PROBLEM DETAILS ->
Output each entry below as it stands, leaving out every picture.

Start of PROVIDED DATA

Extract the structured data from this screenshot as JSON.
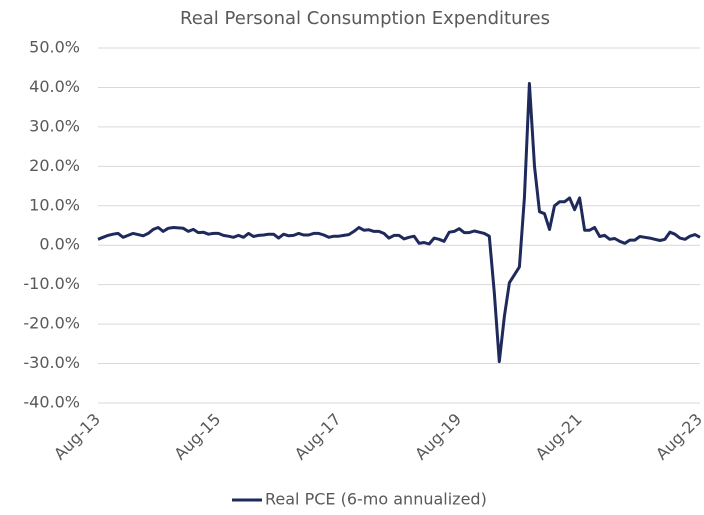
{
  "chart_data": {
    "type": "line",
    "title": "Real Personal Consumption Expenditures",
    "categories": [
      "Aug-13",
      null,
      null,
      null,
      null,
      null,
      null,
      null,
      null,
      null,
      null,
      null,
      null,
      null,
      null,
      null,
      null,
      null,
      null,
      null,
      null,
      null,
      null,
      null,
      "Aug-15",
      null,
      null,
      null,
      null,
      null,
      null,
      null,
      null,
      null,
      null,
      null,
      null,
      null,
      null,
      null,
      null,
      null,
      null,
      null,
      null,
      null,
      null,
      null,
      "Aug-17",
      null,
      null,
      null,
      null,
      null,
      null,
      null,
      null,
      null,
      null,
      null,
      null,
      null,
      null,
      null,
      null,
      null,
      null,
      null,
      null,
      null,
      null,
      null,
      "Aug-19",
      null,
      null,
      null,
      null,
      null,
      null,
      null,
      null,
      null,
      null,
      null,
      null,
      null,
      null,
      null,
      null,
      null,
      null,
      null,
      null,
      null,
      null,
      null,
      "Aug-21",
      null,
      null,
      null,
      null,
      null,
      null,
      null,
      null,
      null,
      null,
      null,
      null,
      null,
      null,
      null,
      null,
      null,
      null,
      null,
      null,
      null,
      null,
      null,
      "Aug-23"
    ],
    "series": [
      {
        "name": "Real PCE (6-mo annualized)",
        "color": "#1f2a5c",
        "values": [
          1.5,
          2.0,
          2.5,
          2.8,
          3.0,
          2.0,
          2.5,
          3.0,
          2.7,
          2.4,
          3.0,
          4.0,
          4.5,
          3.5,
          4.3,
          4.5,
          4.4,
          4.3,
          3.5,
          4.0,
          3.2,
          3.3,
          2.8,
          3.0,
          3.0,
          2.5,
          2.3,
          2.0,
          2.5,
          2.0,
          3.0,
          2.2,
          2.5,
          2.6,
          2.8,
          2.8,
          1.8,
          2.8,
          2.4,
          2.5,
          3.0,
          2.6,
          2.6,
          3.0,
          3.0,
          2.6,
          2.0,
          2.3,
          2.3,
          2.5,
          2.7,
          3.5,
          4.5,
          3.8,
          3.9,
          3.5,
          3.5,
          3.0,
          1.8,
          2.5,
          2.5,
          1.6,
          2.0,
          2.3,
          0.5,
          0.7,
          0.3,
          1.8,
          1.5,
          1.0,
          3.3,
          3.5,
          4.2,
          3.2,
          3.2,
          3.6,
          3.3,
          3.0,
          2.3,
          -12,
          -29.5,
          -18,
          -9.5,
          -7.5,
          -5.5,
          12,
          41,
          20,
          8.5,
          8,
          4,
          10,
          11,
          11,
          12,
          9,
          12,
          3.8,
          3.8,
          4.5,
          2.2,
          2.5,
          1.5,
          1.7,
          1.0,
          0.5,
          1.3,
          1.3,
          2.2,
          2.0,
          1.8,
          1.5,
          1.2,
          1.5,
          3.3,
          2.8,
          1.8,
          1.5,
          2.3,
          2.7,
          2.0
        ]
      }
    ],
    "ylim": [
      -40,
      50
    ],
    "yticks": [
      {
        "value": -40,
        "label": "-40.0%"
      },
      {
        "value": -30,
        "label": "-30.0%"
      },
      {
        "value": -20,
        "label": "-20.0%"
      },
      {
        "value": -10,
        "label": "-10.0%"
      },
      {
        "value": 0,
        "label": "0.0%"
      },
      {
        "value": 10,
        "label": "10.0%"
      },
      {
        "value": 20,
        "label": "20.0%"
      },
      {
        "value": 30,
        "label": "30.0%"
      },
      {
        "value": 40,
        "label": "40.0%"
      },
      {
        "value": 50,
        "label": "50.0%"
      }
    ],
    "grid": true,
    "legend": "bottom"
  }
}
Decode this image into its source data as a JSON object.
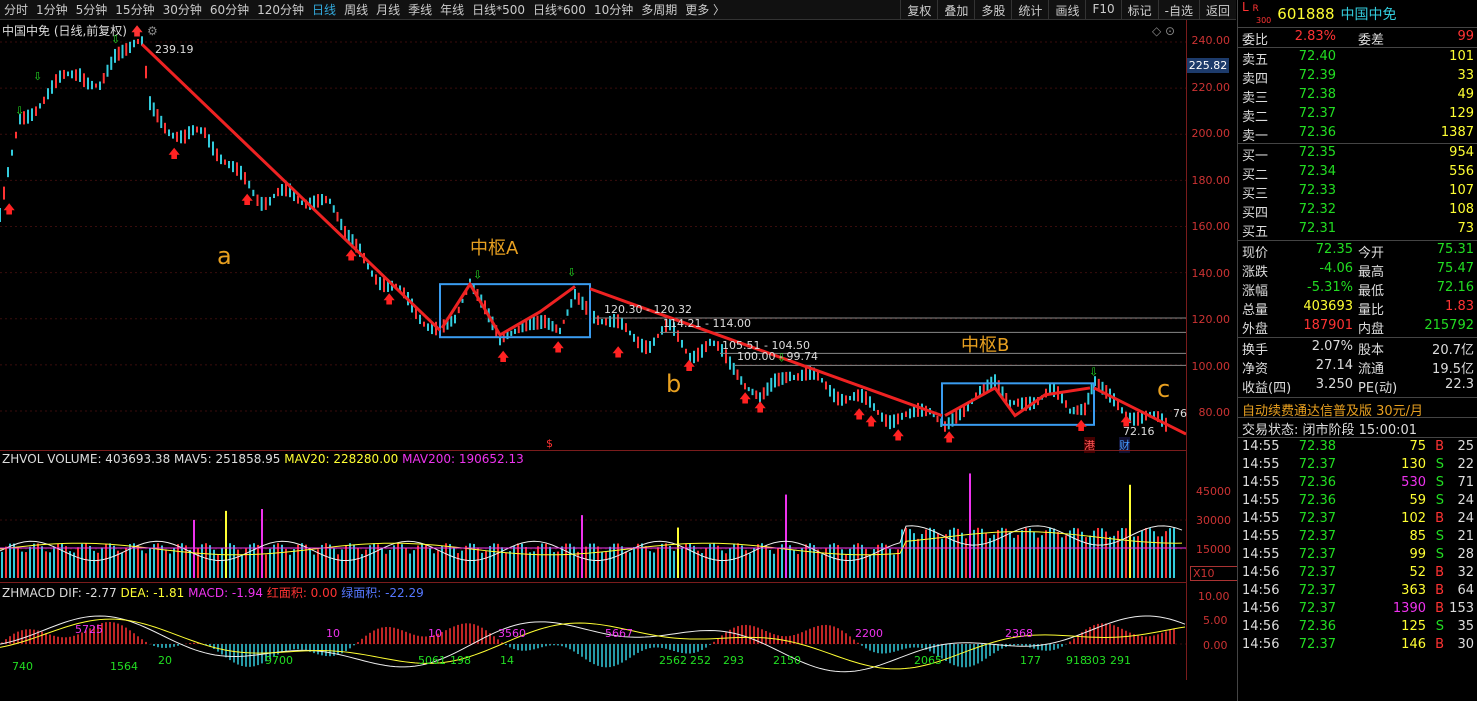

End of PROVIDED DATA

SOLUTION TO THIS PROBLEM ->
Extract the structured data from this screenshot as JSON.
{
  "chart_data": {
    "type": "line",
    "title": "Real Personal Consumption Expenditures",
    "categories": [
      "Aug-13",
      null,
      null,
      null,
      null,
      null,
      null,
      null,
      null,
      null,
      null,
      null,
      null,
      null,
      null,
      null,
      null,
      null,
      null,
      null,
      null,
      null,
      null,
      null,
      "Aug-15",
      null,
      null,
      null,
      null,
      null,
      null,
      null,
      null,
      null,
      null,
      null,
      null,
      null,
      null,
      null,
      null,
      null,
      null,
      null,
      null,
      null,
      null,
      null,
      "Aug-17",
      null,
      null,
      null,
      null,
      null,
      null,
      null,
      null,
      null,
      null,
      null,
      null,
      null,
      null,
      null,
      null,
      null,
      null,
      null,
      null,
      null,
      null,
      null,
      "Aug-19",
      null,
      null,
      null,
      null,
      null,
      null,
      null,
      null,
      null,
      null,
      null,
      null,
      null,
      null,
      null,
      null,
      null,
      null,
      null,
      null,
      null,
      null,
      null,
      "Aug-21",
      null,
      null,
      null,
      null,
      null,
      null,
      null,
      null,
      null,
      null,
      null,
      null,
      null,
      null,
      null,
      null,
      null,
      null,
      null,
      null,
      null,
      null,
      null,
      "Aug-23"
    ],
    "series": [
      {
        "name": "Real PCE (6-mo annualized)",
        "color": "#1f2a5c",
        "values": [
          1.5,
          2.0,
          2.5,
          2.8,
          3.0,
          2.0,
          2.5,
          3.0,
          2.7,
          2.4,
          3.0,
          4.0,
          4.5,
          3.5,
          4.3,
          4.5,
          4.4,
          4.3,
          3.5,
          4.0,
          3.2,
          3.3,
          2.8,
          3.0,
          3.0,
          2.5,
          2.3,
          2.0,
          2.5,
          2.0,
          3.0,
          2.2,
          2.5,
          2.6,
          2.8,
          2.8,
          1.8,
          2.8,
          2.4,
          2.5,
          3.0,
          2.6,
          2.6,
          3.0,
          3.0,
          2.6,
          2.0,
          2.3,
          2.3,
          2.5,
          2.7,
          3.5,
          4.5,
          3.8,
          3.9,
          3.5,
          3.5,
          3.0,
          1.8,
          2.5,
          2.5,
          1.6,
          2.0,
          2.3,
          0.5,
          0.7,
          0.3,
          1.8,
          1.5,
          1.0,
          3.3,
          3.5,
          4.2,
          3.2,
          3.2,
          3.6,
          3.3,
          3.0,
          2.3,
          -12,
          -29.5,
          -18,
          -9.5,
          -7.5,
          -5.5,
          12,
          41,
          20,
          8.5,
          8,
          4,
          10,
          11,
          11,
          12,
          9,
          12,
          3.8,
          3.8,
          4.5,
          2.2,
          2.5,
          1.5,
          1.7,
          1.0,
          0.5,
          1.3,
          1.3,
          2.2,
          2.0,
          1.8,
          1.5,
          1.2,
          1.5,
          3.3,
          2.8,
          1.8,
          1.5,
          2.3,
          2.7,
          2.0
        ]
      }
    ],
    "ylim": [
      -40,
      50
    ],
    "yticks": [
      {
        "value": -40,
        "label": "-40.0%"
      },
      {
        "value": -30,
        "label": "-30.0%"
      },
      {
        "value": -20,
        "label": "-20.0%"
      },
      {
        "value": -10,
        "label": "-10.0%"
      },
      {
        "value": 0,
        "label": "0.0%"
      },
      {
        "value": 10,
        "label": "10.0%"
      },
      {
        "value": 20,
        "label": "20.0%"
      },
      {
        "value": 30,
        "label": "30.0%"
      },
      {
        "value": 40,
        "label": "40.0%"
      },
      {
        "value": 50,
        "label": "50.0%"
      }
    ],
    "grid": true,
    "legend": "bottom"
  }
}
Decode this image into its source data as a JSON object.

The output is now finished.